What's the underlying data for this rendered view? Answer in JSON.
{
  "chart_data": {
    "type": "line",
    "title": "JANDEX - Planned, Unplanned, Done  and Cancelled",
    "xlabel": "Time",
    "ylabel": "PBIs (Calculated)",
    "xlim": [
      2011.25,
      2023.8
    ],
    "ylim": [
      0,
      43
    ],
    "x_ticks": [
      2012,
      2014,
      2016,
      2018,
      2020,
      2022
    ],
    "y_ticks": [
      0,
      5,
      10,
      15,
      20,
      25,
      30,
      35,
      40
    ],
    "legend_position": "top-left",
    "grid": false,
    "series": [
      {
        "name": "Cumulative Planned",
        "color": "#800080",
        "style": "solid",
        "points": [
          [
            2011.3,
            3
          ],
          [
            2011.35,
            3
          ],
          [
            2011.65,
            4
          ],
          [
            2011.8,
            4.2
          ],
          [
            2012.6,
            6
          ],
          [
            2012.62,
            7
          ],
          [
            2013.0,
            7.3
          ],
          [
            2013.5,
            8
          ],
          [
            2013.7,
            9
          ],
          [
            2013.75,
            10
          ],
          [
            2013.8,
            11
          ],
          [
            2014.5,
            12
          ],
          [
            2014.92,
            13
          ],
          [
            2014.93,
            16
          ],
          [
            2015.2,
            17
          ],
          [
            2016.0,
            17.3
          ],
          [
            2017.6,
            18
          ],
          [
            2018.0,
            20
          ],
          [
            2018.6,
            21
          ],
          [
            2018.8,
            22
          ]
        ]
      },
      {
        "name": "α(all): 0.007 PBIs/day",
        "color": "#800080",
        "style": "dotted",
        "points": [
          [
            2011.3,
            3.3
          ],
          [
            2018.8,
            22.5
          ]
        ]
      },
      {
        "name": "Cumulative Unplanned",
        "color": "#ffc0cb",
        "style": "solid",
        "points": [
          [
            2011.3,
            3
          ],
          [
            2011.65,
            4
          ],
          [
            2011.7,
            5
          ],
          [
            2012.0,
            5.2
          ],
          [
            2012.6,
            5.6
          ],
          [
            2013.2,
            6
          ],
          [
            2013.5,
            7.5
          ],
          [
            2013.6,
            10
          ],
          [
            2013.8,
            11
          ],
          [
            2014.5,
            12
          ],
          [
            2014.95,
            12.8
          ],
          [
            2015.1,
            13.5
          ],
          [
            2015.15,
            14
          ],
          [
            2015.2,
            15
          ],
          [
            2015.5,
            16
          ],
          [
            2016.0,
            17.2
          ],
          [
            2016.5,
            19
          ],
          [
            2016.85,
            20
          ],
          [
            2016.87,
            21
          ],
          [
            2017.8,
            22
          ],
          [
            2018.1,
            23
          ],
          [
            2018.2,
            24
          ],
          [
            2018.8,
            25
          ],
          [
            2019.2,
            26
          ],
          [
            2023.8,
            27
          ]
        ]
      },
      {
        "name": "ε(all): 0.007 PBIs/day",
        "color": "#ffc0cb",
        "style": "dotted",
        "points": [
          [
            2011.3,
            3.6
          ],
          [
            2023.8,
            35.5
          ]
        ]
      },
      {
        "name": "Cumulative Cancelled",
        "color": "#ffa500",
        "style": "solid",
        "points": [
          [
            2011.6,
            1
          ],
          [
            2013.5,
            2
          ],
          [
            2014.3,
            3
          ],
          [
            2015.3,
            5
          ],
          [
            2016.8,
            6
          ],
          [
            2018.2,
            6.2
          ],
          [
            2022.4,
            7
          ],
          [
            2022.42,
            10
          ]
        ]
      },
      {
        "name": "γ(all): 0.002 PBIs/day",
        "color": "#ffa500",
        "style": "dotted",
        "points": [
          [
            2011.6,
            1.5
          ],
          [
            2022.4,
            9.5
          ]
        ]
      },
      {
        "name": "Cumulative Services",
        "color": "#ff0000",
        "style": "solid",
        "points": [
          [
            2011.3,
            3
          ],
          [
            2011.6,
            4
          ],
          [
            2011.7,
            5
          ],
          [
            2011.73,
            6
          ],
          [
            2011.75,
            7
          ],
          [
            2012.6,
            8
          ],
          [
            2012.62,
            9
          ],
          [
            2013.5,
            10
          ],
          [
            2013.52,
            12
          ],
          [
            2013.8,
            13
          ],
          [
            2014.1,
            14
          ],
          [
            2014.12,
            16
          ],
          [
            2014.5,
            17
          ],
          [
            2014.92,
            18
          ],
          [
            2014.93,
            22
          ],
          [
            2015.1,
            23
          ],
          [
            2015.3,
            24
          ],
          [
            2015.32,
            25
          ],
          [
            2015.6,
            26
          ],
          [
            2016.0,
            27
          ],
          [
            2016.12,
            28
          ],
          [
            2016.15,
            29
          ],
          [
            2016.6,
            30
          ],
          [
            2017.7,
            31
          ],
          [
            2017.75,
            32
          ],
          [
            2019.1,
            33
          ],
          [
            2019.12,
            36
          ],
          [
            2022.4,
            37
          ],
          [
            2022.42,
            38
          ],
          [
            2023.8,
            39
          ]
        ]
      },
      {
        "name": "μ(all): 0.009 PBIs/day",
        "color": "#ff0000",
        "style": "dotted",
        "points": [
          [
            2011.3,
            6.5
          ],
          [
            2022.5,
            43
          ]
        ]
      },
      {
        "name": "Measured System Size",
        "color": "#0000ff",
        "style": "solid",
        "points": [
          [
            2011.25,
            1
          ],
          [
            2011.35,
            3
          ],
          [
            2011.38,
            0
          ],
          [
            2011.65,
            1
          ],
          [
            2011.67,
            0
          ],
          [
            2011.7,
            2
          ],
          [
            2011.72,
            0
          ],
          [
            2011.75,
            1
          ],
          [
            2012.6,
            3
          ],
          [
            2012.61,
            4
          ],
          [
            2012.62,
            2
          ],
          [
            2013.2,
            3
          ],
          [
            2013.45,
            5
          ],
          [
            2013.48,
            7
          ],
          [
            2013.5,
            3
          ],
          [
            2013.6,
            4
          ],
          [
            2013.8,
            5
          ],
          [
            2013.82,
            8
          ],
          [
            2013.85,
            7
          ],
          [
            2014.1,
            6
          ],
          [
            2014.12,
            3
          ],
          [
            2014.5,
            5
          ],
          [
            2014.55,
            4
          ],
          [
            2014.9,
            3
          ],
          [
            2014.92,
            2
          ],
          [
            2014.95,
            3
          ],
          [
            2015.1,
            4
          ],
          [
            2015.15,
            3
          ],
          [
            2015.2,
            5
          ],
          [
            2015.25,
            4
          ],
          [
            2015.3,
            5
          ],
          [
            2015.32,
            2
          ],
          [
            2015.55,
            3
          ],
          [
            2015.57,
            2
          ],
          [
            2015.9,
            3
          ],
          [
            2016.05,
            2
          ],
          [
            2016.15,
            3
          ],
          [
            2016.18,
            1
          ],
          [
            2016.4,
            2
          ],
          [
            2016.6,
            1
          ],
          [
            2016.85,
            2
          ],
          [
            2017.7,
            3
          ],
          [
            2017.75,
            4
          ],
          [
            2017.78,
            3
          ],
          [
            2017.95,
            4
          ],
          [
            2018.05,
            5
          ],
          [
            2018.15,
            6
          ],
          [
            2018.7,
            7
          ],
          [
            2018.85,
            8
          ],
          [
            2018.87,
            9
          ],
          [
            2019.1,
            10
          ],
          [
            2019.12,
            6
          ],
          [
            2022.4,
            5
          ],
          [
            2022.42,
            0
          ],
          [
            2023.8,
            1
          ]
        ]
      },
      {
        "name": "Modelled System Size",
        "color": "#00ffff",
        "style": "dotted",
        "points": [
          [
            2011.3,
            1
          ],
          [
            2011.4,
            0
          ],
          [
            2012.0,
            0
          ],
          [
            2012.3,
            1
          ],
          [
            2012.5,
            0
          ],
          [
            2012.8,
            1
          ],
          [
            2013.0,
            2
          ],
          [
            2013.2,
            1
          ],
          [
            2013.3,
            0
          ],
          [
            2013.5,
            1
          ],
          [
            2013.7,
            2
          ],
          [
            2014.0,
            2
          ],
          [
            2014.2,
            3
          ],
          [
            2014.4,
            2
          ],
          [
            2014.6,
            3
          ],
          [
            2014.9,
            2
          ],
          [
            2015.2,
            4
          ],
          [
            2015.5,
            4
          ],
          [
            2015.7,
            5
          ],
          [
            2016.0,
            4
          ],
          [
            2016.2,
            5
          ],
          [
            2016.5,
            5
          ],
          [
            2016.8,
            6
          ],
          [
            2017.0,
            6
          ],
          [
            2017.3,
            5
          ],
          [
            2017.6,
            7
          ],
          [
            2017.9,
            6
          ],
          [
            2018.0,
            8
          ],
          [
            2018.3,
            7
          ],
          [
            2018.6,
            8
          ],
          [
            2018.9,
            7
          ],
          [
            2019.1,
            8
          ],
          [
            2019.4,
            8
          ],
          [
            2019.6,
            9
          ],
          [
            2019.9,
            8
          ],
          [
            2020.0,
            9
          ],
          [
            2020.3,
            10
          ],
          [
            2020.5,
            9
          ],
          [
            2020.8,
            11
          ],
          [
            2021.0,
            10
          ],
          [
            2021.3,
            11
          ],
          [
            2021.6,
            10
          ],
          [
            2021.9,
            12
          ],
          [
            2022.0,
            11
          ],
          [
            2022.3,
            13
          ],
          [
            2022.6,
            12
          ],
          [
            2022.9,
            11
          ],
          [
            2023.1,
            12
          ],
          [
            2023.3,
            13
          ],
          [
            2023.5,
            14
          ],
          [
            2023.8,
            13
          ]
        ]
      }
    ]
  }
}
□ □ □ □ □
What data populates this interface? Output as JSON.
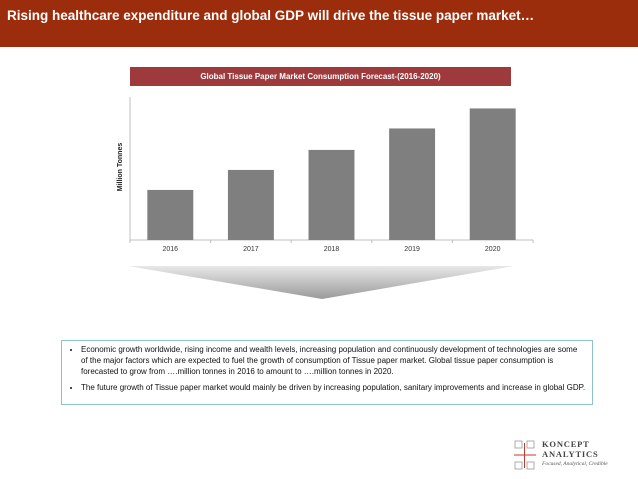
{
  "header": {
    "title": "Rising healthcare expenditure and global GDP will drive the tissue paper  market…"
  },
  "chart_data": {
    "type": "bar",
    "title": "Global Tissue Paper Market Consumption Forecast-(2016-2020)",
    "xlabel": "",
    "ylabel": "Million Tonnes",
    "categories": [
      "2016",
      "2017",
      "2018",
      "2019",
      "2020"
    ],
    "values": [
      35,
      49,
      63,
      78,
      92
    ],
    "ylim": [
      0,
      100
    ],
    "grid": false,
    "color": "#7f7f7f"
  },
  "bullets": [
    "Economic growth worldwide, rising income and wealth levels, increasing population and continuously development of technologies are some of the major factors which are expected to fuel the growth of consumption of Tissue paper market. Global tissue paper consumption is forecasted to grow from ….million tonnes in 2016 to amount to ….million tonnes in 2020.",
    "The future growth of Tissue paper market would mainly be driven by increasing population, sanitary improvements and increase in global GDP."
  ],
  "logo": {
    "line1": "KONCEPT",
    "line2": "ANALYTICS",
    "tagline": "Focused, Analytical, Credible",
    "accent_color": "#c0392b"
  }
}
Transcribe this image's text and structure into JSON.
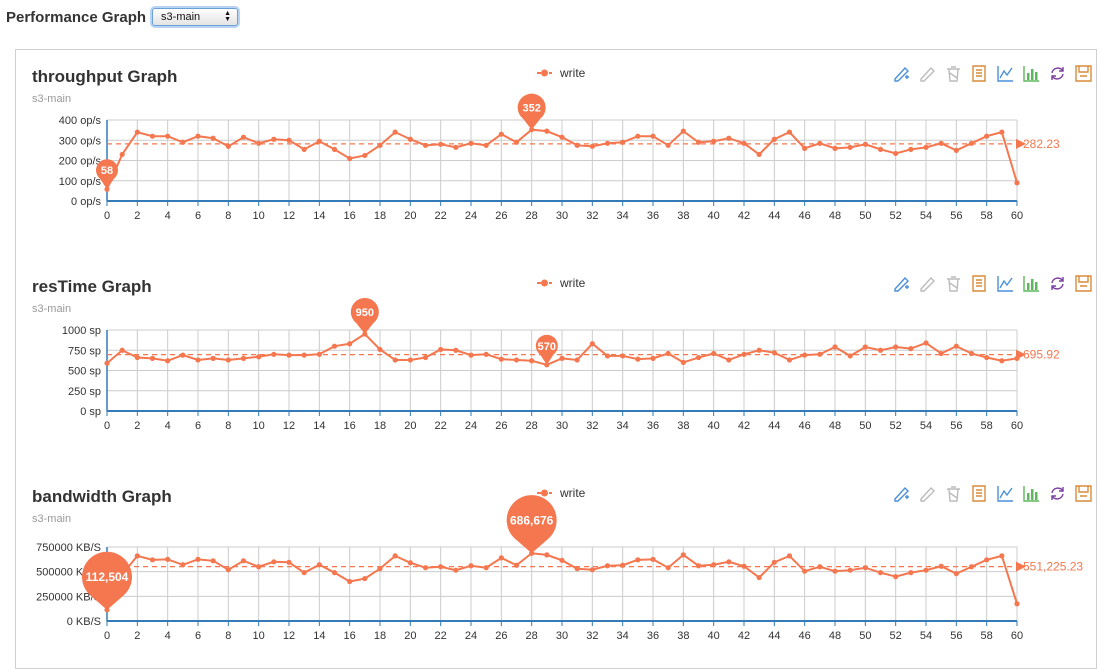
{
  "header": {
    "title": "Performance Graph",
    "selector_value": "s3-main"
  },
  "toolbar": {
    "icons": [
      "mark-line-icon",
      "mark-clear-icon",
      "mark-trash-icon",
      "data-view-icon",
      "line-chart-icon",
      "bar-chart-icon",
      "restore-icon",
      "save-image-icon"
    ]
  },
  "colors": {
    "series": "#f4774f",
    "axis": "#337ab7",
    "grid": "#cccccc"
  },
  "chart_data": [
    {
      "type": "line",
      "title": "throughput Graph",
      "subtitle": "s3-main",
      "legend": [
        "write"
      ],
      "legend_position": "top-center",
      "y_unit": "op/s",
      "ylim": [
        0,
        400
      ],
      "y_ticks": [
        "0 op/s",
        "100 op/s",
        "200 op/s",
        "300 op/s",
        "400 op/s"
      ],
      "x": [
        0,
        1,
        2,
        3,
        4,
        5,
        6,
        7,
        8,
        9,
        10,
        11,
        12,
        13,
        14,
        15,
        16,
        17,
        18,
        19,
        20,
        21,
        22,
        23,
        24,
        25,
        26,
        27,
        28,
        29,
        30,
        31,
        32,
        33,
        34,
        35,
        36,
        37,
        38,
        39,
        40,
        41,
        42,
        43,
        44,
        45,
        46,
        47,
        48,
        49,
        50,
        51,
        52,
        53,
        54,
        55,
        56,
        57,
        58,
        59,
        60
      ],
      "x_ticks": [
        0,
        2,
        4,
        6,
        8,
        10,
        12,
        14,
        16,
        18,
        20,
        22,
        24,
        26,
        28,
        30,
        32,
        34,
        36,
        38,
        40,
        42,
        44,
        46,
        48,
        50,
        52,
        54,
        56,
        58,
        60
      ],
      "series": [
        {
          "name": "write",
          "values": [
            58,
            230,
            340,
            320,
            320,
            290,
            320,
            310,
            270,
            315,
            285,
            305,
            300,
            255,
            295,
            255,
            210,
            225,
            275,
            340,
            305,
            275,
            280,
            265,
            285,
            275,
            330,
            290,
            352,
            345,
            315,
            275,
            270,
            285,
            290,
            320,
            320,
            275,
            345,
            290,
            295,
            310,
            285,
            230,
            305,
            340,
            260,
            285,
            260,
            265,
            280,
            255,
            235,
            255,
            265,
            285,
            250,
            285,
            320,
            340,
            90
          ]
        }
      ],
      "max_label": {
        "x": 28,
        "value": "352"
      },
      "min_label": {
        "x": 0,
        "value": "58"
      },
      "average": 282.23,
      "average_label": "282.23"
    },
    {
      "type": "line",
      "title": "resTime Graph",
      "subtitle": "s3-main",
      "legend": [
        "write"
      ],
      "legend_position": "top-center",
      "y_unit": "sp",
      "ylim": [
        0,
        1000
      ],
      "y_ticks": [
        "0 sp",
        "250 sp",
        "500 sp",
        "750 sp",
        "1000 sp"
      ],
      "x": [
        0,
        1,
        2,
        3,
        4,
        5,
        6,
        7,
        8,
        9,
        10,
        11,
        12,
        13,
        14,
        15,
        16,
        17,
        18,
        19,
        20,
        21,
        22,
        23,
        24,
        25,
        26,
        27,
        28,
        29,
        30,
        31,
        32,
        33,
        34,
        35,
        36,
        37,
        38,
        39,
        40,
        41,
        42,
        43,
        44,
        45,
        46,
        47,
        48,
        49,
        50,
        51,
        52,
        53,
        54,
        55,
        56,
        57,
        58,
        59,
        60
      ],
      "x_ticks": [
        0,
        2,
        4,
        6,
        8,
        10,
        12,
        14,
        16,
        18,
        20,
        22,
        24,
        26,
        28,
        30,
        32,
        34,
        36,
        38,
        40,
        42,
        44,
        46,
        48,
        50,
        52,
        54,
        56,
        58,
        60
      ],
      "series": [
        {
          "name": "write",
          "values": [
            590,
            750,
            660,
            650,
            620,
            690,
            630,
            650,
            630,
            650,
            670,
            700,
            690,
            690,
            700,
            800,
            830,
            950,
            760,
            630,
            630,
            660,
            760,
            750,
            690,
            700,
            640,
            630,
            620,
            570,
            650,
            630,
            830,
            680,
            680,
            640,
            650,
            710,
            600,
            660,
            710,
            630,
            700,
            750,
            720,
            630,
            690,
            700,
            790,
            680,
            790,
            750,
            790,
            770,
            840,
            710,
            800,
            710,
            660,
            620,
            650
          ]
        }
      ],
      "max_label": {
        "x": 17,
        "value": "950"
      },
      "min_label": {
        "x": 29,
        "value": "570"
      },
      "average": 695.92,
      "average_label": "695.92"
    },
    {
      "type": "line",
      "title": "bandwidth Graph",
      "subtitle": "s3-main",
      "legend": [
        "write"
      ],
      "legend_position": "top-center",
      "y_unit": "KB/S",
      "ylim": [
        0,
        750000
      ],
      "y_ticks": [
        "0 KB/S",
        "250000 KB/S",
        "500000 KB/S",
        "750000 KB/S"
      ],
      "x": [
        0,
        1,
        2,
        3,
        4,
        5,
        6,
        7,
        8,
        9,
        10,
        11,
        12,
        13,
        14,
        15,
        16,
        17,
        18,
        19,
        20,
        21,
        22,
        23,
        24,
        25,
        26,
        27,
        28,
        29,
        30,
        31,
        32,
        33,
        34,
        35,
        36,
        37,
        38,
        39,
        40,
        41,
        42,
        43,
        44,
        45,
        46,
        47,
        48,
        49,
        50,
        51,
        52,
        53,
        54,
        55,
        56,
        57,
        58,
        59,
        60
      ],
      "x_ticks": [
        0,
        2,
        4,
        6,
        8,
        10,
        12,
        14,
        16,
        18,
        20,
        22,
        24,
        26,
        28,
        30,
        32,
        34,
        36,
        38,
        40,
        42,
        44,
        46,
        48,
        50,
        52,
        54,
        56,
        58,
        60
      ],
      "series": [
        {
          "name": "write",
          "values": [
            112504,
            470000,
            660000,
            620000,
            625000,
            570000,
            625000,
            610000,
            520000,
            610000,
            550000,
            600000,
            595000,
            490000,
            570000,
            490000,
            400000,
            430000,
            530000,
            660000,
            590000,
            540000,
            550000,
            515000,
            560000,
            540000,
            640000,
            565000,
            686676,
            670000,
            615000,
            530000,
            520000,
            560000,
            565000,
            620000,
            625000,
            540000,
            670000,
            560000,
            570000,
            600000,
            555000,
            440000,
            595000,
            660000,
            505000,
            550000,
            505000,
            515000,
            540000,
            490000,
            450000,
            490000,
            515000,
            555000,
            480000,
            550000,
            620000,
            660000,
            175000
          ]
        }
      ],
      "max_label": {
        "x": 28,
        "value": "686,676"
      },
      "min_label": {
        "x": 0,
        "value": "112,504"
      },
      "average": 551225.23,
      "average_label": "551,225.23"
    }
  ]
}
□ □ □ □ □
Job:
In the listing above, find each line with the word "What" and copy it.

Result of this task:
What's the underlying data for this rendered view? Answer in JSON.
What data populates this interface? Output as JSON.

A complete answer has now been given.